[Saved data entries]
-*-

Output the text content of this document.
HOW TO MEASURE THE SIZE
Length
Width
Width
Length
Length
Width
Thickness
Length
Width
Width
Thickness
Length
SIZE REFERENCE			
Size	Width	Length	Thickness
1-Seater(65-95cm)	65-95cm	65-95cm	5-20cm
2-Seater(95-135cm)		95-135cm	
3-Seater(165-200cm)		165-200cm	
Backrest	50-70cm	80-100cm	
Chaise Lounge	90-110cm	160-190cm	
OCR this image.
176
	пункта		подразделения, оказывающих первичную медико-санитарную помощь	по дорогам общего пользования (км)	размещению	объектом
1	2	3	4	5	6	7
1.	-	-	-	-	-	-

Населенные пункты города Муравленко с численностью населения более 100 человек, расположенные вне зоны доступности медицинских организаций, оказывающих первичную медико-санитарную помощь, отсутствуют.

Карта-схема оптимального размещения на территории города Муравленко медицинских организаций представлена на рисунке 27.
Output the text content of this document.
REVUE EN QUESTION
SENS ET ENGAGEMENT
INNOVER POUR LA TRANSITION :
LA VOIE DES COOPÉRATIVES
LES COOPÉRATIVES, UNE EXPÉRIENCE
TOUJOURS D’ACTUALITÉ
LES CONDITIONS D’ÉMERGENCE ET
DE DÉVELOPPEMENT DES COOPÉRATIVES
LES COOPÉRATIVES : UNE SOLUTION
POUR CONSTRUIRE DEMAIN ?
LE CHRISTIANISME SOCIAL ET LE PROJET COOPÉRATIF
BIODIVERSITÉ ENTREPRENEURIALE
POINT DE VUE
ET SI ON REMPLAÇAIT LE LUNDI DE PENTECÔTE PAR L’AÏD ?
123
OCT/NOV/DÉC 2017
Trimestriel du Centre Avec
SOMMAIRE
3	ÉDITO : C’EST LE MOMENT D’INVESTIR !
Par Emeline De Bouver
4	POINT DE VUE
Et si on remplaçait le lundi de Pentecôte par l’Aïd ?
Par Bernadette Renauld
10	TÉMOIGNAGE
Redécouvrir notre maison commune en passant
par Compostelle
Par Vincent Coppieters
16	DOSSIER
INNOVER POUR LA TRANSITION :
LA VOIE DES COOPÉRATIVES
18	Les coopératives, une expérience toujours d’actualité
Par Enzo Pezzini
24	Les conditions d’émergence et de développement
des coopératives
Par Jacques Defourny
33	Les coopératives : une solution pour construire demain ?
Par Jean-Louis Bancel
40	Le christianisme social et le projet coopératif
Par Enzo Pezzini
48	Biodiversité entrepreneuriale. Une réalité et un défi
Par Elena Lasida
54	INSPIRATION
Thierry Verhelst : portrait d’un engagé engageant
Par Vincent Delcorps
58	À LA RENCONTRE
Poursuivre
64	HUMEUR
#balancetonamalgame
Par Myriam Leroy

-*-

Task to complete
Every entry needs to be retyped exactly.

Complete response
Output the text content of this document.
HOW TO MEASURE THE SIZE
Length
Width
Width
Length
Length
Width
Thickness
Length
Width
Width
Thickness
Length
SIZE REFERENCE			
Size	Width	Length	Thickness
1-Seater(65-95cm)	65-95cm	65-95cm	5-20cm
2-Seater(95-135cm)		95-135cm	
3-Seater(165-200cm)		165-200cm	
Backrest	50-70cm	80-100cm	
Chaise Lounge	90-110cm	160-190cm	
OCR this image.
176
	пункта		подразделения, оказывающих первичную медико-санитарную помощь	по дорогам общего пользования (км)	размещению	объектом
1	2	3	4	5	6	7
1.	-	-	-	-	-	-

Населенные пункты города Муравленко с численностью населения более 100 человек, расположенные вне зоны доступности медицинских организаций, оказывающих первичную медико-санитарную помощь, отсутствуют.

Карта-схема оптимального размещения на территории города Муравленко медицинских организаций представлена на рисунке 27.
Output the text content of this document.
REVUE EN QUESTION
SENS ET ENGAGEMENT
INNOVER POUR LA TRANSITION :
LA VOIE DES COOPÉRATIVES
LES COOPÉRATIVES, UNE EXPÉRIENCE
TOUJOURS D’ACTUALITÉ
LES CONDITIONS D’ÉMERGENCE ET
DE DÉVELOPPEMENT DES COOPÉRATIVES
LES COOPÉRATIVES : UNE SOLUTION
POUR CONSTRUIRE DEMAIN ?
LE CHRISTIANISME SOCIAL ET LE PROJET COOPÉRATIF
BIODIVERSITÉ ENTREPRENEURIALE
POINT DE VUE
ET SI ON REMPLAÇAIT LE LUNDI DE PENTECÔTE PAR L’AÏD ?
123
OCT/NOV/DÉC 2017
Trimestriel du Centre Avec
SOMMAIRE
3	ÉDITO : C’EST LE MOMENT D’INVESTIR !
Par Emeline De Bouver
4	POINT DE VUE
Et si on remplaçait le lundi de Pentecôte par l’Aïd ?
Par Bernadette Renauld
10	TÉMOIGNAGE
Redécouvrir notre maison commune en passant
par Compostelle
Par Vincent Coppieters
16	DOSSIER
INNOVER POUR LA TRANSITION :
LA VOIE DES COOPÉRATIVES
18	Les coopératives, une expérience toujours d’actualité
Par Enzo Pezzini
24	Les conditions d’émergence et de développement
des coopératives
Par Jacques Defourny
33	Les coopératives : une solution pour construire demain ?
Par Jean-Louis Bancel
40	Le christianisme social et le projet coopératif
Par Enzo Pezzini
48	Biodiversité entrepreneuriale. Une réalité et un défi
Par Elena Lasida
54	INSPIRATION
Thierry Verhelst : portrait d’un engagé engageant
Par Vincent Delcorps
58	À LA RENCONTRE
Poursuivre
64	HUMEUR
#balancetonamalgame
Par Myriam Leroy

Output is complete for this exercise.